▶ [Objective 1] According to the article on Patriarch Kirill, in what year was he selected as Patriarch of Moscow and All Russia?
▶ [Objective 2] From the article on Patriarch Kirill, extract word for word everything from "We welcomed the" down to "the Church occurred.".

▶ [Text section]
···
Christian Resurgence in Russia, Patriarch Kirill Leads Day of Prayer

Russian Orthodox Christian Bishops Patriarch Kirill by Deacon Keith Fournier -
There is a growing recognition that there is more that joins theologically faithful Catholics and theologically faithful Orthodox than that which separates us. The cultural decline compels our collaboration in Christ. It is leading us to a growing mutual respect which may pave the way toward some form of restored communion. Patriarch Kirill sees the Orthodox and Catholic Churches as “sister churches”. That is a welcome sign of the work of the Holy Spirit. We ask our readers around the globe to pray for the Patriarch and for Christians in Russia. …

We welcomed the selection of Patriarch Kirill as the 16th Patriarch of Moscow and All Russia in 2009. It was the first election of a Patriarch since the fall of the atheist Communist regime which governed the former Soviet Union for so many years. We, along with millions the world over, hoped it was a sign of the revitalization of the ancient faith in this critical time in history.

Patriarch Kirill is theologically and doctrinally solid – said to be a man of deep faith and courage. He is a champion of the authentic Orthodox Christian Tradition and a stalwart defender of the doctrine of the ancient Christian Faith of the First Millennium – before the first split in the Church occurred.

He is outspoken in his concern over the moral decline in Russian, European and broader western culture. He is also dedicated to doing something about it - leading a resurgence of authentic Christianity and a new missionary undertaking to Russian culture.

In an insightful analysis written for Catholic Online shortly after the Patriarchs enthronement entitled Patriarch Kirill & Pope Benedict: A Tale of Two Leaders for a new Missionary Age Orthodox priest Fr Johannes L. Jacobse, the editor of Orthodoxy Today and President of the American Orthodox Institute opined, “Patriarch Kirill is a theological conservative in the mold of Pope Benedict. Both see religion as the wellspring of culture. Both understand that Europe cannot escape a final capitulation to tyranny if it does not rediscover its Christian roots.”

Since his enthronement, Patriarch Kirill has offered his voice of clarity and authority to the growing Catholic and Orthodox critique of the decline of moral values and the hostility of the contemporary culture toward the Church. He openly decries the growing rejection of Christian influence throughout the world. He warns of the the dangers that such a rejection present to civilization and authentic freedom.

Patriarch Kirill has repeatedly called upon Orthodox Christians to be actively involved in reclaiming the culture with the values informed by the ancient faith. Shortly after his selection, the Patriarch noted that, “in the Vatican and not only in the Vatican but all over the world, Catholics understand that Orthodox (people) are their allies. And Orthodox (people) are more and more coming to understand that Catholics are their allies in the face of hostile and non-religious secularism.”
···
▶ [Data supplied]

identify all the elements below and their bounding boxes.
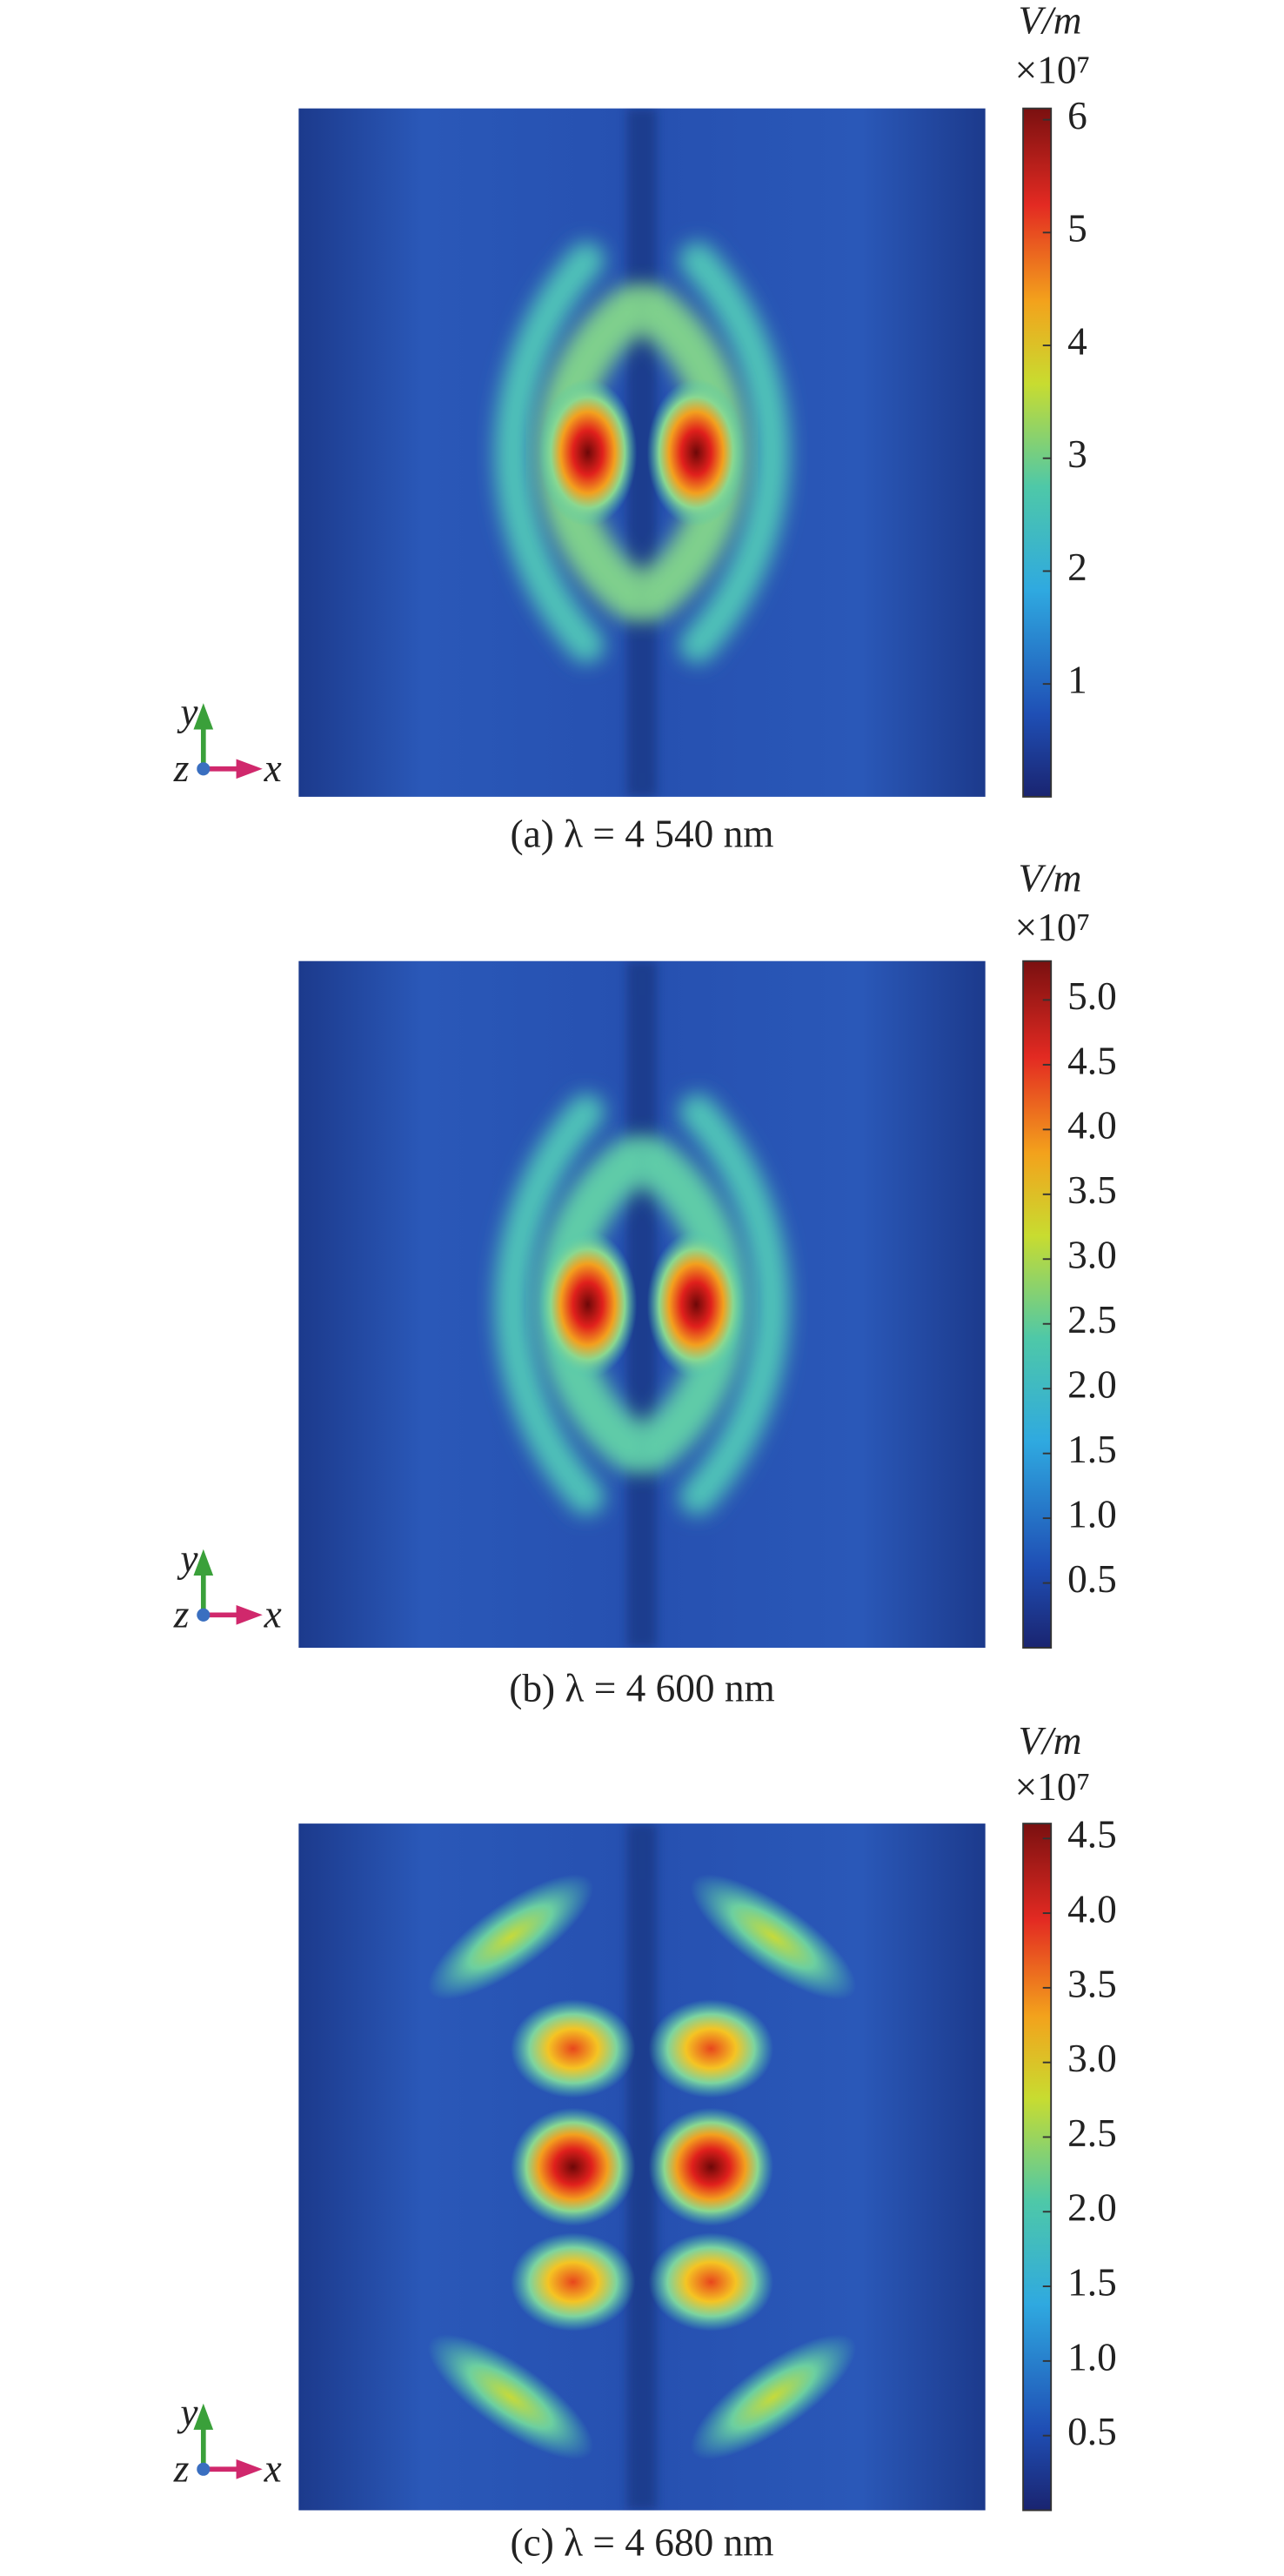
colorbar-tick-label: 2.0: [1067, 2186, 1117, 2230]
field-lobe: [538, 378, 638, 527]
colorbar-scale: ×10⁷: [1015, 906, 1091, 949]
colorbar-tick-label: 2.0: [1067, 1363, 1117, 1407]
colorbar-tick-label: 4.0: [1067, 1104, 1117, 1147]
y-arrow-head: [193, 703, 214, 730]
field-lobe: [538, 1230, 638, 1379]
colorbar-unit: V/m: [1018, 0, 1081, 43]
caption: (b) λ = 4 600 nm: [509, 1666, 775, 1710]
x-arrow-head: [236, 1604, 263, 1625]
colorbar-tick-label: 3.0: [1067, 2037, 1117, 2080]
colorbar-tick-label: 1: [1067, 659, 1087, 702]
field-lobe: [646, 1230, 746, 1379]
z-axis-label: z: [173, 746, 190, 790]
colorbar-tick-label: 4.0: [1067, 1887, 1117, 1930]
field-pattern: [494, 960, 790, 1649]
z-dot: [197, 1608, 211, 1622]
colorbar: [1022, 960, 1053, 1649]
field-map: [298, 960, 986, 1649]
colorbar-tick-label: 1.0: [1067, 1493, 1117, 1536]
x-arrow-head: [236, 2459, 263, 2479]
field-lobe: [648, 2232, 774, 2332]
colorbar-tick-label: 4: [1067, 319, 1087, 363]
colorbar-tick-label: 0.5: [1067, 1557, 1117, 1601]
colorbar-tick-label: 2.5: [1067, 2111, 1117, 2155]
x-arrow-head: [236, 759, 263, 779]
colorbar-tick-label: 3: [1067, 432, 1087, 476]
z-dot: [197, 762, 211, 776]
colorbar-tick-label: 5.0: [1067, 974, 1117, 1018]
field-map: [298, 108, 986, 797]
field-lobe: [510, 2107, 636, 2226]
field-map: [298, 1823, 986, 2511]
colorbar-scale: ×10⁷: [1015, 1765, 1091, 1809]
field-lobe: [648, 2107, 774, 2226]
colorbar-tick-label: 2: [1067, 545, 1087, 589]
colorbar-tick-label: 2.5: [1067, 1298, 1117, 1342]
field-lobe: [510, 2232, 636, 2332]
field-arc: [494, 242, 605, 664]
colorbar-unit: V/m: [1018, 1719, 1081, 1763]
y-axis-label: y: [177, 691, 198, 734]
colorbar-tick-label: 4.5: [1067, 1813, 1117, 1857]
caption: (c) λ = 4 680 nm: [511, 2520, 774, 2564]
colorbar-tick-label: 1.5: [1067, 2260, 1117, 2304]
z-axis-label: z: [173, 2446, 190, 2490]
x-axis-label: x: [264, 746, 282, 790]
field-lobe: [427, 1874, 594, 2000]
field-arc: [679, 242, 790, 664]
y-axis-label: y: [177, 2391, 198, 2434]
y-arrow-head: [193, 1549, 214, 1576]
colorbar-tick-label: 0.5: [1067, 2410, 1117, 2453]
x-axis-label: x: [264, 1592, 282, 1636]
z-dot: [197, 2462, 211, 2476]
field-pattern: [494, 108, 790, 797]
z-axis-label: z: [173, 1592, 190, 1636]
colorbar-tick-label: 5: [1067, 207, 1087, 251]
colorbar-tick-label: 3.5: [1067, 1962, 1117, 2005]
colorbar: [1022, 107, 1053, 798]
caption: (a) λ = 4 540 nm: [511, 812, 774, 855]
colorbar-tick-label: 1.0: [1067, 2335, 1117, 2379]
y-axis-label: y: [177, 1536, 198, 1580]
colorbar-tick-label: 3.0: [1067, 1234, 1117, 1277]
field-lobe: [648, 1999, 774, 2098]
field-lobe: [690, 1874, 857, 2000]
field-pattern: [427, 1823, 857, 2511]
colorbar-tick-label: 4.5: [1067, 1039, 1117, 1082]
colorbar-tick-label: 3.5: [1067, 1168, 1117, 1212]
field-lobe: [690, 2334, 857, 2460]
colorbar-tick-label: 6: [1067, 94, 1087, 137]
field-lobe: [646, 378, 746, 527]
field-arc: [494, 1094, 605, 1515]
x-axis-label: x: [264, 2446, 282, 2490]
colorbar-tick-label: 1.5: [1067, 1428, 1117, 1471]
field-lobe: [427, 2334, 594, 2460]
colorbar-scale: ×10⁷: [1015, 48, 1091, 91]
colorbar: [1022, 1823, 1053, 2512]
colorbar-unit: V/m: [1018, 856, 1081, 900]
field-lobe: [510, 1999, 636, 2098]
field-arc: [679, 1094, 790, 1515]
y-arrow-head: [193, 2403, 214, 2430]
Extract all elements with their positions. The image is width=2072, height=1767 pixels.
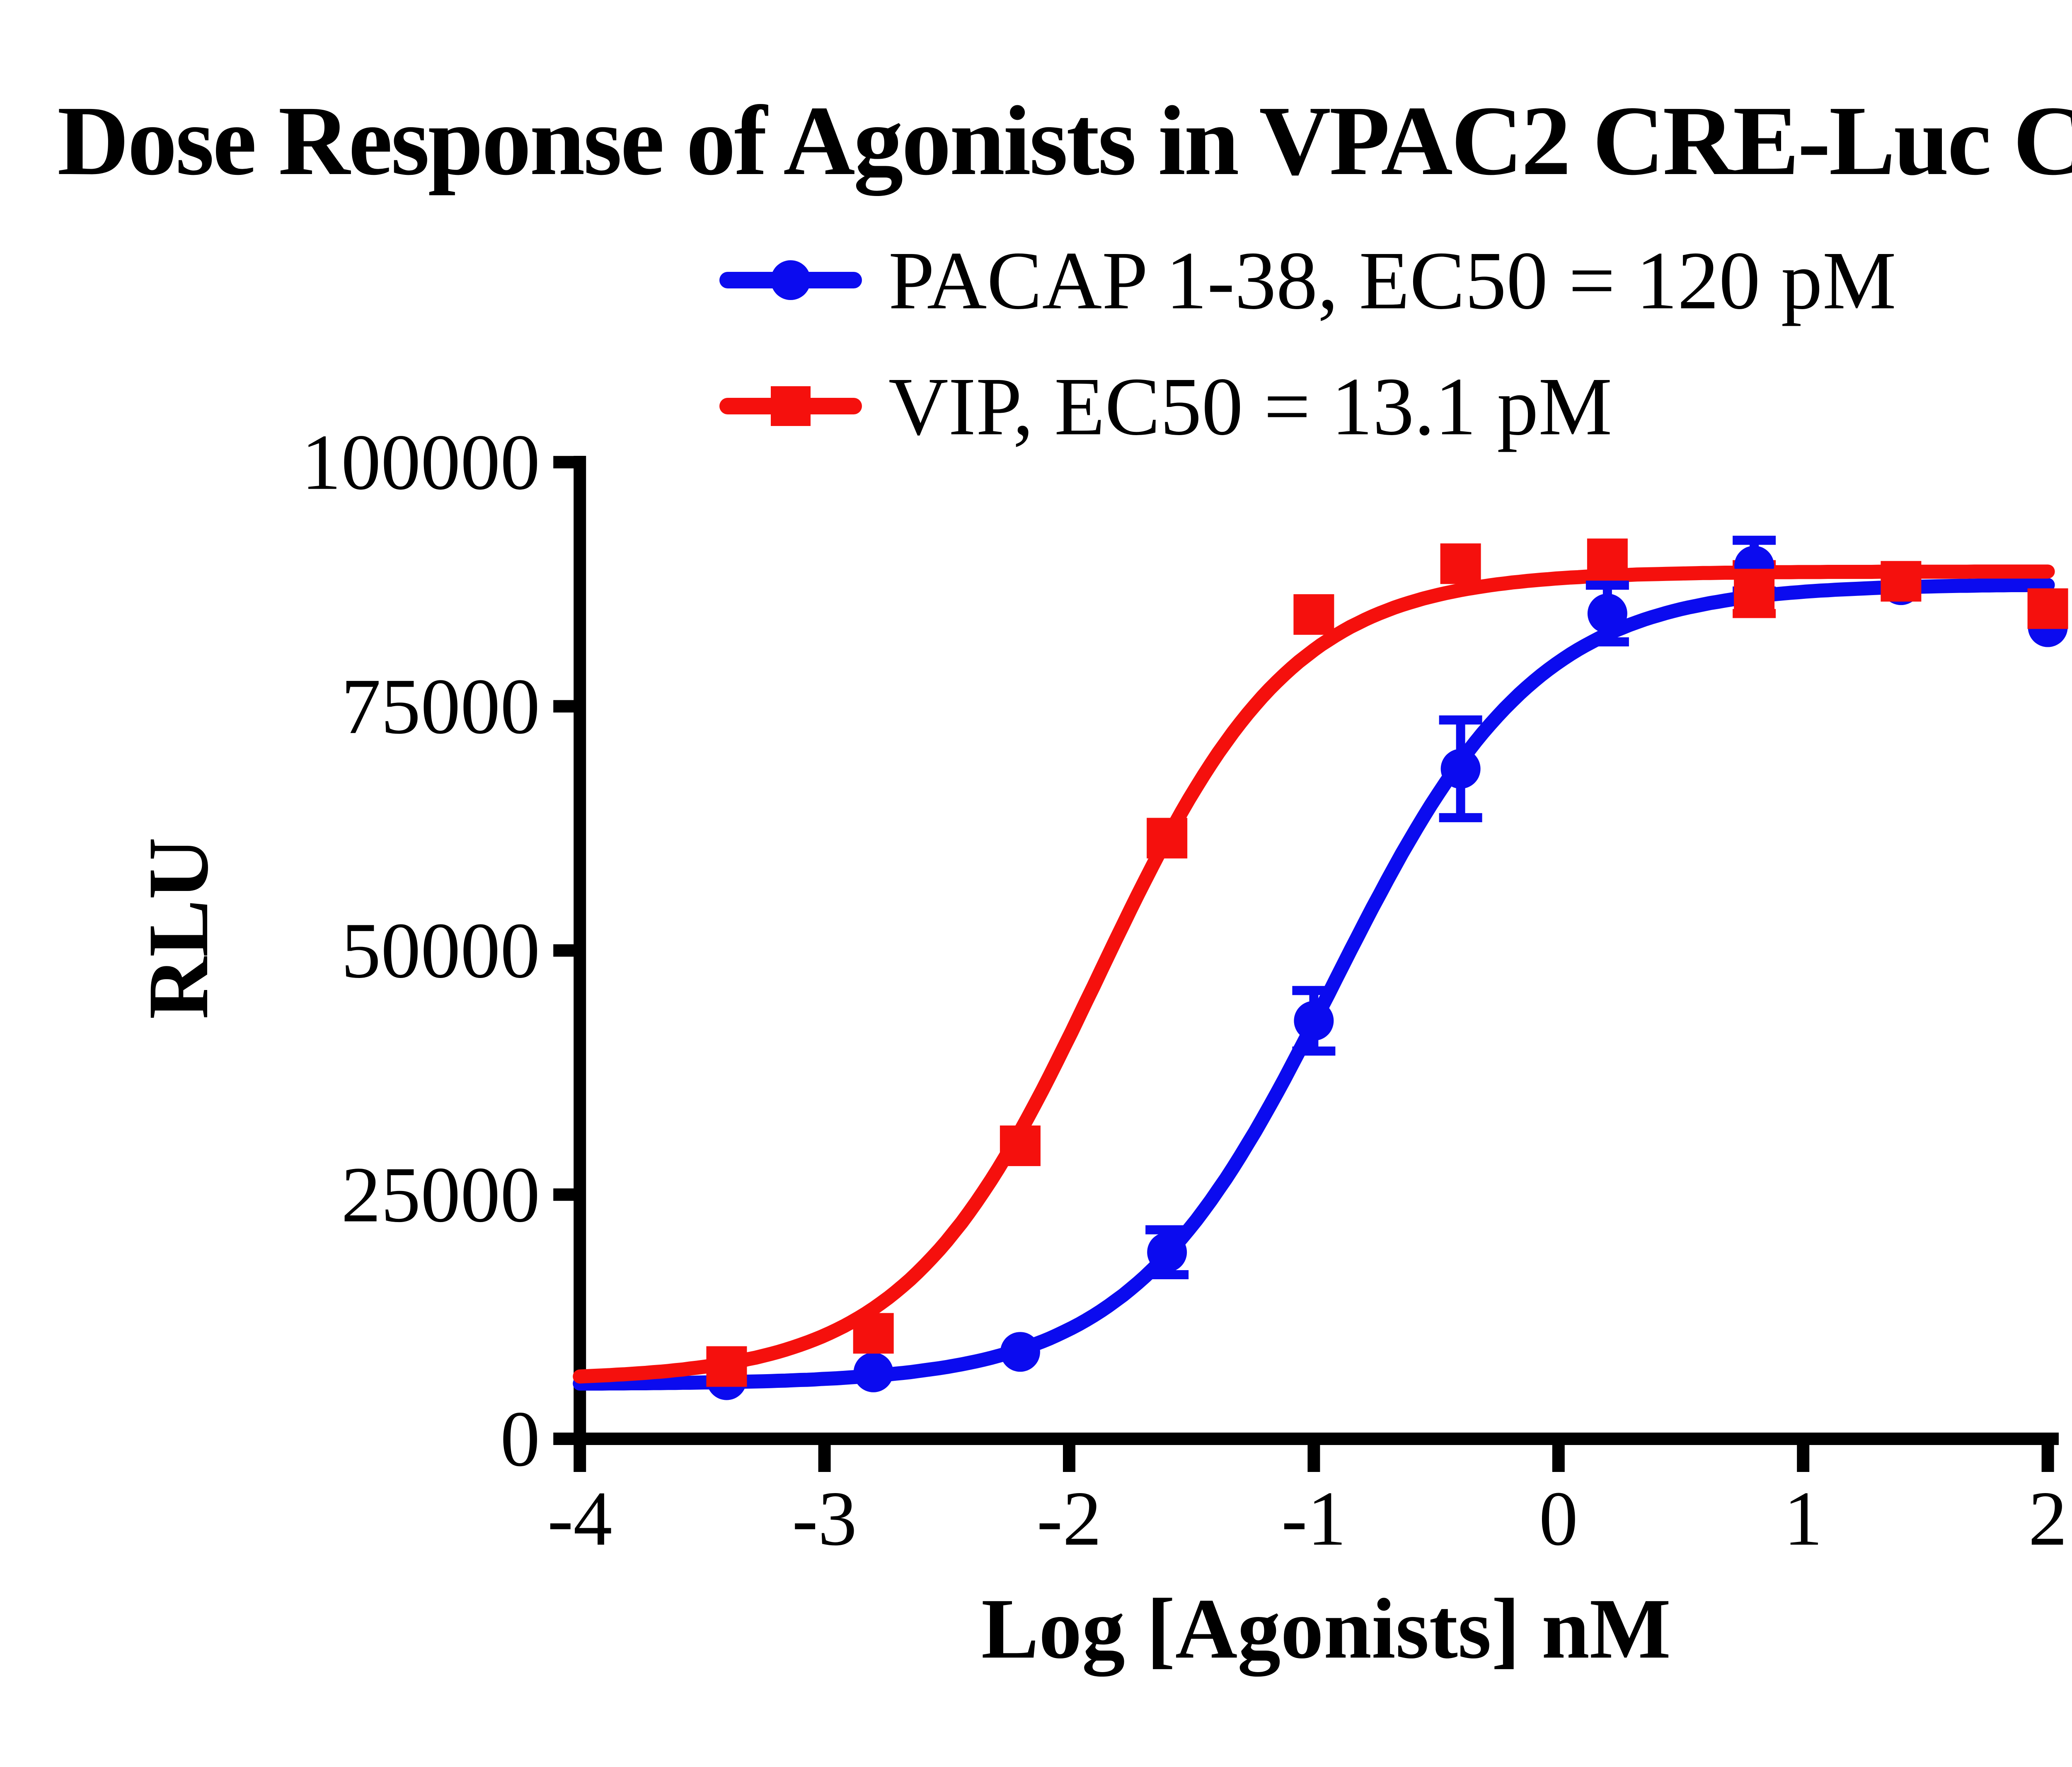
···
▶ [Written response 1] 2009

▶ [Written response 2]
We welcomed the selection of Patriarch Kirill as the 16th Patriarch of Moscow and All Russia in 2009. It was the first election of a Patriarch since the fall of the atheist Communist regime which governed the former Soviet Union for so many years. We, along with millions the world over, hoped it was a sign of the revitalization of the ancient faith in this critical time in history.

Patriarch Kirill is theologically and doctrinally solid – said to be a man of deep faith and courage. He is a champion of the authentic Orthodox Christian Tradition and a stalwart defender of the doctrine of the ancient Christian Faith of the First Millennium – before the first split in the Church occurred.